GIVEN TASK:
Please give the entries again in full and exactly, without any picture.

ENTRIES SUPPLIED:
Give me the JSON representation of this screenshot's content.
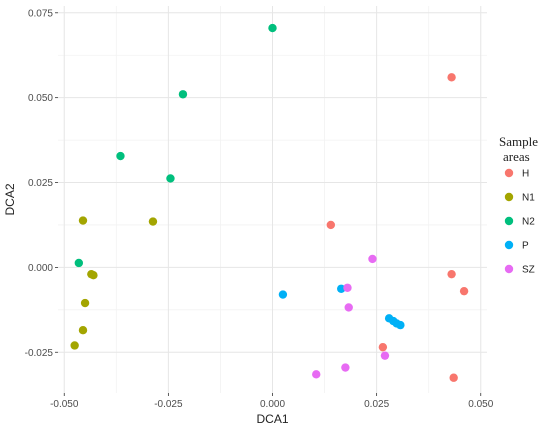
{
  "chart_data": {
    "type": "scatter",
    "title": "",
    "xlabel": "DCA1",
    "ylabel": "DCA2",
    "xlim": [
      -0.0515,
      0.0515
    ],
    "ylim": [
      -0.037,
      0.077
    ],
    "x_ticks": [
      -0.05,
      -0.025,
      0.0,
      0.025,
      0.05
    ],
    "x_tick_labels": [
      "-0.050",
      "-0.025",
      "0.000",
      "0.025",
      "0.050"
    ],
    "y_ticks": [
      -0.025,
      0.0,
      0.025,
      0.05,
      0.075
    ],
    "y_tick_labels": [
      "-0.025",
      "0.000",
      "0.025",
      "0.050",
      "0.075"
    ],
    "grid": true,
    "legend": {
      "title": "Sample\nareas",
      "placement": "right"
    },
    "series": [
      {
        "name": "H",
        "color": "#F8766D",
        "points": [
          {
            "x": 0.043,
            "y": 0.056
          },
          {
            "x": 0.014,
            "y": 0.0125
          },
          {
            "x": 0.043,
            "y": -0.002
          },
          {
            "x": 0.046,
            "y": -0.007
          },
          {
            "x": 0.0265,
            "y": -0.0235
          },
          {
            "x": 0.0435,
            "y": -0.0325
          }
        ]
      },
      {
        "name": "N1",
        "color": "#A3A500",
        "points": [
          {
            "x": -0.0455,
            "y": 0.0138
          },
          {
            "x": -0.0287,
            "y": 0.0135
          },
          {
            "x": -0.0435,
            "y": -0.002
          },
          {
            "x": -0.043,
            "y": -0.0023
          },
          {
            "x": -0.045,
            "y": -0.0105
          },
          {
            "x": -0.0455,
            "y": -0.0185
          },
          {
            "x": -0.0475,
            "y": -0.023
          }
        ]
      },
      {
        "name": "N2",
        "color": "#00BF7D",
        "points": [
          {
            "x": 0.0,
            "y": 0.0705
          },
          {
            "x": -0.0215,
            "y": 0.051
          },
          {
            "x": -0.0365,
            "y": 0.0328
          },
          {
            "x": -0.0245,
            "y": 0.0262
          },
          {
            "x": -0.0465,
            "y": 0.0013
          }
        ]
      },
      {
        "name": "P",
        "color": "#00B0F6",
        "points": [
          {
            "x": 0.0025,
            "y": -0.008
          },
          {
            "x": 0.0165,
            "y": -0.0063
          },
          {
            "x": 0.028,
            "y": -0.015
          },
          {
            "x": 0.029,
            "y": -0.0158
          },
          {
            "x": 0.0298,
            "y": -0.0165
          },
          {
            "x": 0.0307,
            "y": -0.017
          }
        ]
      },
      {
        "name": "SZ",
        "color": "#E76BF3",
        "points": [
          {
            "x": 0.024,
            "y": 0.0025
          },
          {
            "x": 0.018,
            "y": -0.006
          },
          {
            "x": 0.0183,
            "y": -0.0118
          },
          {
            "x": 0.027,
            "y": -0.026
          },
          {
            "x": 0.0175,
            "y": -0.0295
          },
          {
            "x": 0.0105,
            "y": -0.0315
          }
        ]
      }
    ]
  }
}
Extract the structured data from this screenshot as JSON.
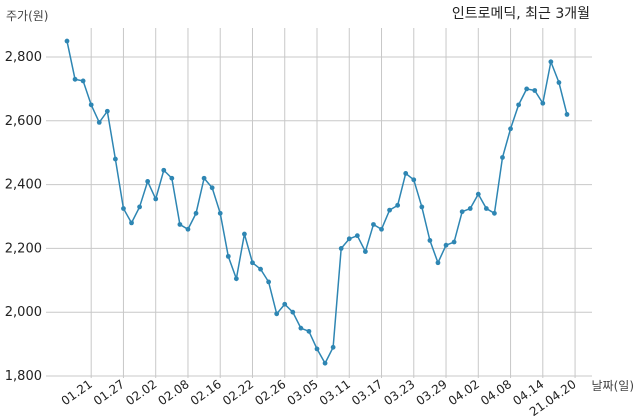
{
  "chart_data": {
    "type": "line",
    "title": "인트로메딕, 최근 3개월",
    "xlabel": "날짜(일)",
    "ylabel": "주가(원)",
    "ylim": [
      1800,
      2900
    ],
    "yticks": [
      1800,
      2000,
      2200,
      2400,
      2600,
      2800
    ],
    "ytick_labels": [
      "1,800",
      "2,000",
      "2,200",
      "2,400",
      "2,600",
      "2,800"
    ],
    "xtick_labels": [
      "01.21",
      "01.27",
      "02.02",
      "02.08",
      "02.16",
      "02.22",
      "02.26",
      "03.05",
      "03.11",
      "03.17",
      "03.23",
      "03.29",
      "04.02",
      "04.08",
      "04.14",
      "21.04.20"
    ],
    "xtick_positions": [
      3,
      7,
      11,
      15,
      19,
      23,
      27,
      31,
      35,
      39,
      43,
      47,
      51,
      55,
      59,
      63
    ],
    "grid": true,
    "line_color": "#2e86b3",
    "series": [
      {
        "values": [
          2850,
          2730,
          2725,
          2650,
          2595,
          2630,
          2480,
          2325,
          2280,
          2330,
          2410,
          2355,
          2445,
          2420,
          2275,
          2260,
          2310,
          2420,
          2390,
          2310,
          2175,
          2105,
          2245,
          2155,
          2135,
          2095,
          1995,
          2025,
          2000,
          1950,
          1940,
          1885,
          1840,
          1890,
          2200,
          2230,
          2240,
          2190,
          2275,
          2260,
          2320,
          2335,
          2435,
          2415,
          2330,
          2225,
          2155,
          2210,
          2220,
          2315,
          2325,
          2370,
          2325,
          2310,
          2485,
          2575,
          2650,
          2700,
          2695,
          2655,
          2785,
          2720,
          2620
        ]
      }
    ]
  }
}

THE OUTPUT:
Give me the JSON representation of this screenshot's content.
{
  "chart_data": {
    "type": "scatter",
    "title": "",
    "xlabel": "DCA1",
    "ylabel": "DCA2",
    "xlim": [
      -0.0515,
      0.0515
    ],
    "ylim": [
      -0.037,
      0.077
    ],
    "x_ticks": [
      -0.05,
      -0.025,
      0.0,
      0.025,
      0.05
    ],
    "x_tick_labels": [
      "-0.050",
      "-0.025",
      "0.000",
      "0.025",
      "0.050"
    ],
    "y_ticks": [
      -0.025,
      0.0,
      0.025,
      0.05,
      0.075
    ],
    "y_tick_labels": [
      "-0.025",
      "0.000",
      "0.025",
      "0.050",
      "0.075"
    ],
    "grid": true,
    "legend": {
      "title": "Sample\nareas",
      "placement": "right"
    },
    "series": [
      {
        "name": "H",
        "color": "#F8766D",
        "points": [
          {
            "x": 0.043,
            "y": 0.056
          },
          {
            "x": 0.014,
            "y": 0.0125
          },
          {
            "x": 0.043,
            "y": -0.002
          },
          {
            "x": 0.046,
            "y": -0.007
          },
          {
            "x": 0.0265,
            "y": -0.0235
          },
          {
            "x": 0.0435,
            "y": -0.0325
          }
        ]
      },
      {
        "name": "N1",
        "color": "#A3A500",
        "points": [
          {
            "x": -0.0455,
            "y": 0.0138
          },
          {
            "x": -0.0287,
            "y": 0.0135
          },
          {
            "x": -0.0435,
            "y": -0.002
          },
          {
            "x": -0.043,
            "y": -0.0023
          },
          {
            "x": -0.045,
            "y": -0.0105
          },
          {
            "x": -0.0455,
            "y": -0.0185
          },
          {
            "x": -0.0475,
            "y": -0.023
          }
        ]
      },
      {
        "name": "N2",
        "color": "#00BF7D",
        "points": [
          {
            "x": 0.0,
            "y": 0.0705
          },
          {
            "x": -0.0215,
            "y": 0.051
          },
          {
            "x": -0.0365,
            "y": 0.0328
          },
          {
            "x": -0.0245,
            "y": 0.0262
          },
          {
            "x": -0.0465,
            "y": 0.0013
          }
        ]
      },
      {
        "name": "P",
        "color": "#00B0F6",
        "points": [
          {
            "x": 0.0025,
            "y": -0.008
          },
          {
            "x": 0.0165,
            "y": -0.0063
          },
          {
            "x": 0.028,
            "y": -0.015
          },
          {
            "x": 0.029,
            "y": -0.0158
          },
          {
            "x": 0.0298,
            "y": -0.0165
          },
          {
            "x": 0.0307,
            "y": -0.017
          }
        ]
      },
      {
        "name": "SZ",
        "color": "#E76BF3",
        "points": [
          {
            "x": 0.024,
            "y": 0.0025
          },
          {
            "x": 0.018,
            "y": -0.006
          },
          {
            "x": 0.0183,
            "y": -0.0118
          },
          {
            "x": 0.027,
            "y": -0.026
          },
          {
            "x": 0.0175,
            "y": -0.0295
          },
          {
            "x": 0.0105,
            "y": -0.0315
          }
        ]
      }
    ]
  }
}
Extract the structured data from this screenshot as JSON.
{
  "chart_data": {
    "type": "line",
    "title": "인트로메딕, 최근 3개월",
    "xlabel": "날짜(일)",
    "ylabel": "주가(원)",
    "ylim": [
      1800,
      2900
    ],
    "yticks": [
      1800,
      2000,
      2200,
      2400,
      2600,
      2800
    ],
    "ytick_labels": [
      "1,800",
      "2,000",
      "2,200",
      "2,400",
      "2,600",
      "2,800"
    ],
    "xtick_labels": [
      "01.21",
      "01.27",
      "02.02",
      "02.08",
      "02.16",
      "02.22",
      "02.26",
      "03.05",
      "03.11",
      "03.17",
      "03.23",
      "03.29",
      "04.02",
      "04.08",
      "04.14",
      "21.04.20"
    ],
    "xtick_positions": [
      3,
      7,
      11,
      15,
      19,
      23,
      27,
      31,
      35,
      39,
      43,
      47,
      51,
      55,
      59,
      63
    ],
    "grid": true,
    "line_color": "#2e86b3",
    "series": [
      {
        "values": [
          2850,
          2730,
          2725,
          2650,
          2595,
          2630,
          2480,
          2325,
          2280,
          2330,
          2410,
          2355,
          2445,
          2420,
          2275,
          2260,
          2310,
          2420,
          2390,
          2310,
          2175,
          2105,
          2245,
          2155,
          2135,
          2095,
          1995,
          2025,
          2000,
          1950,
          1940,
          1885,
          1840,
          1890,
          2200,
          2230,
          2240,
          2190,
          2275,
          2260,
          2320,
          2335,
          2435,
          2415,
          2330,
          2225,
          2155,
          2210,
          2220,
          2315,
          2325,
          2370,
          2325,
          2310,
          2485,
          2575,
          2650,
          2700,
          2695,
          2655,
          2785,
          2720,
          2620
        ]
      }
    ]
  }
}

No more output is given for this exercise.